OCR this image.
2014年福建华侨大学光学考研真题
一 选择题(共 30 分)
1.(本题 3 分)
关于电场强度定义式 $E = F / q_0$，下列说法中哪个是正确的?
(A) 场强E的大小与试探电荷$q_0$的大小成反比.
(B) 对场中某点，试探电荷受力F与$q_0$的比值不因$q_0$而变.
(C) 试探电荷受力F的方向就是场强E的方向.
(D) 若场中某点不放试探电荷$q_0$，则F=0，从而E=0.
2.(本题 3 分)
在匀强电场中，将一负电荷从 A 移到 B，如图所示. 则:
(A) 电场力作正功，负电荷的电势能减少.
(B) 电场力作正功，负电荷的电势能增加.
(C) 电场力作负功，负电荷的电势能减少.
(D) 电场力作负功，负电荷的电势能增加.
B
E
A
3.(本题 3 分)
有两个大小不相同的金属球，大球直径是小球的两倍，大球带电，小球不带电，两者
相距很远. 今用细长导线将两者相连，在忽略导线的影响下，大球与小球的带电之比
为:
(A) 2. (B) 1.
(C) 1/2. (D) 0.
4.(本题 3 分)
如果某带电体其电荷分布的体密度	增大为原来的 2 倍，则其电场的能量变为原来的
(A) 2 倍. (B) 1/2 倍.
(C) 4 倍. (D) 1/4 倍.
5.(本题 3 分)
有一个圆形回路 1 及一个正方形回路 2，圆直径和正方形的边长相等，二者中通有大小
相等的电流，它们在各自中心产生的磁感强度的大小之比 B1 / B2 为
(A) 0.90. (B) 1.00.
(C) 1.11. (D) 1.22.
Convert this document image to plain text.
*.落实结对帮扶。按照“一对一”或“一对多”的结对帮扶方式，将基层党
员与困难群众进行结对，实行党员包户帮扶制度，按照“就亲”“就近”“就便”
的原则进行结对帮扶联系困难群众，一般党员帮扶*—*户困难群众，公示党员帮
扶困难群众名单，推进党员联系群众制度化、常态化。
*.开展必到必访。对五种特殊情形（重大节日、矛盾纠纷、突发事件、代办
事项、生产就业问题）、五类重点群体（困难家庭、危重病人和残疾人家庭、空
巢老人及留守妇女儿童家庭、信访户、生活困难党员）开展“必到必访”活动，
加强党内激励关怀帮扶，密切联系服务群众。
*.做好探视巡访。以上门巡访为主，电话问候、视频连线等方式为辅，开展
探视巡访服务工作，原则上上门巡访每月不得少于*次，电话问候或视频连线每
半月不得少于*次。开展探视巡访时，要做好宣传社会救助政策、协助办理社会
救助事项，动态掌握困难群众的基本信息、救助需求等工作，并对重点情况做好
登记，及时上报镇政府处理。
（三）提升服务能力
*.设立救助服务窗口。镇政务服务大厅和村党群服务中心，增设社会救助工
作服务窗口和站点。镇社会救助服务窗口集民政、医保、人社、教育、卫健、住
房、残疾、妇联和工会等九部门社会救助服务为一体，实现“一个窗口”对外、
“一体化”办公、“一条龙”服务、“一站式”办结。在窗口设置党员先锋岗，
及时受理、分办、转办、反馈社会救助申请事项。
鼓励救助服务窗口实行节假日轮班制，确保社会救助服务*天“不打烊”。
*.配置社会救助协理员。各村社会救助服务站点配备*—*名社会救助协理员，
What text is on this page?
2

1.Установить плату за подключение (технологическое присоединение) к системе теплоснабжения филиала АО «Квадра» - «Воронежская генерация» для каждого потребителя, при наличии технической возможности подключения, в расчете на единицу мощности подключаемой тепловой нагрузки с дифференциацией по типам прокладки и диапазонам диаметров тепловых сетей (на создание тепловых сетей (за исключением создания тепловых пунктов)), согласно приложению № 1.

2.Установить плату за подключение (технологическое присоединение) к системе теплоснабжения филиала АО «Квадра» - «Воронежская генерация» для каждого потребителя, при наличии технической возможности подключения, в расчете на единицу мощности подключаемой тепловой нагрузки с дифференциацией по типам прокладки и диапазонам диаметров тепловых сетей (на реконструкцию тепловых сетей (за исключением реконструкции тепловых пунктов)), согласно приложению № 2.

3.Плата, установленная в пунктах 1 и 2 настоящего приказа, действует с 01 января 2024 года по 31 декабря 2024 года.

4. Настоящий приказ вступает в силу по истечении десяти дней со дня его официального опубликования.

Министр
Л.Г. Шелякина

• • • • • • •

#### Set task:
Take the line with "What text is on this page?" and all lines after it to the last line, and reproduce them exactly.

#### Solution:
What text is on this page?
2

1.Установить плату за подключение (технологическое присоединение) к системе теплоснабжения филиала АО «Квадра» - «Воронежская генерация» для каждого потребителя, при наличии технической возможности подключения, в расчете на единицу мощности подключаемой тепловой нагрузки с дифференциацией по типам прокладки и диапазонам диаметров тепловых сетей (на создание тепловых сетей (за исключением создания тепловых пунктов)), согласно приложению № 1.

2.Установить плату за подключение (технологическое присоединение) к системе теплоснабжения филиала АО «Квадра» - «Воронежская генерация» для каждого потребителя, при наличии технической возможности подключения, в расчете на единицу мощности подключаемой тепловой нагрузки с дифференциацией по типам прокладки и диапазонам диаметров тепловых сетей (на реконструкцию тепловых сетей (за исключением реконструкции тепловых пунктов)), согласно приложению № 2.

3.Плата, установленная в пунктах 1 и 2 настоящего приказа, действует с 01 января 2024 года по 31 декабря 2024 года.

4. Настоящий приказ вступает в силу по истечении десяти дней со дня его официального опубликования.

Министр
Л.Г. Шелякина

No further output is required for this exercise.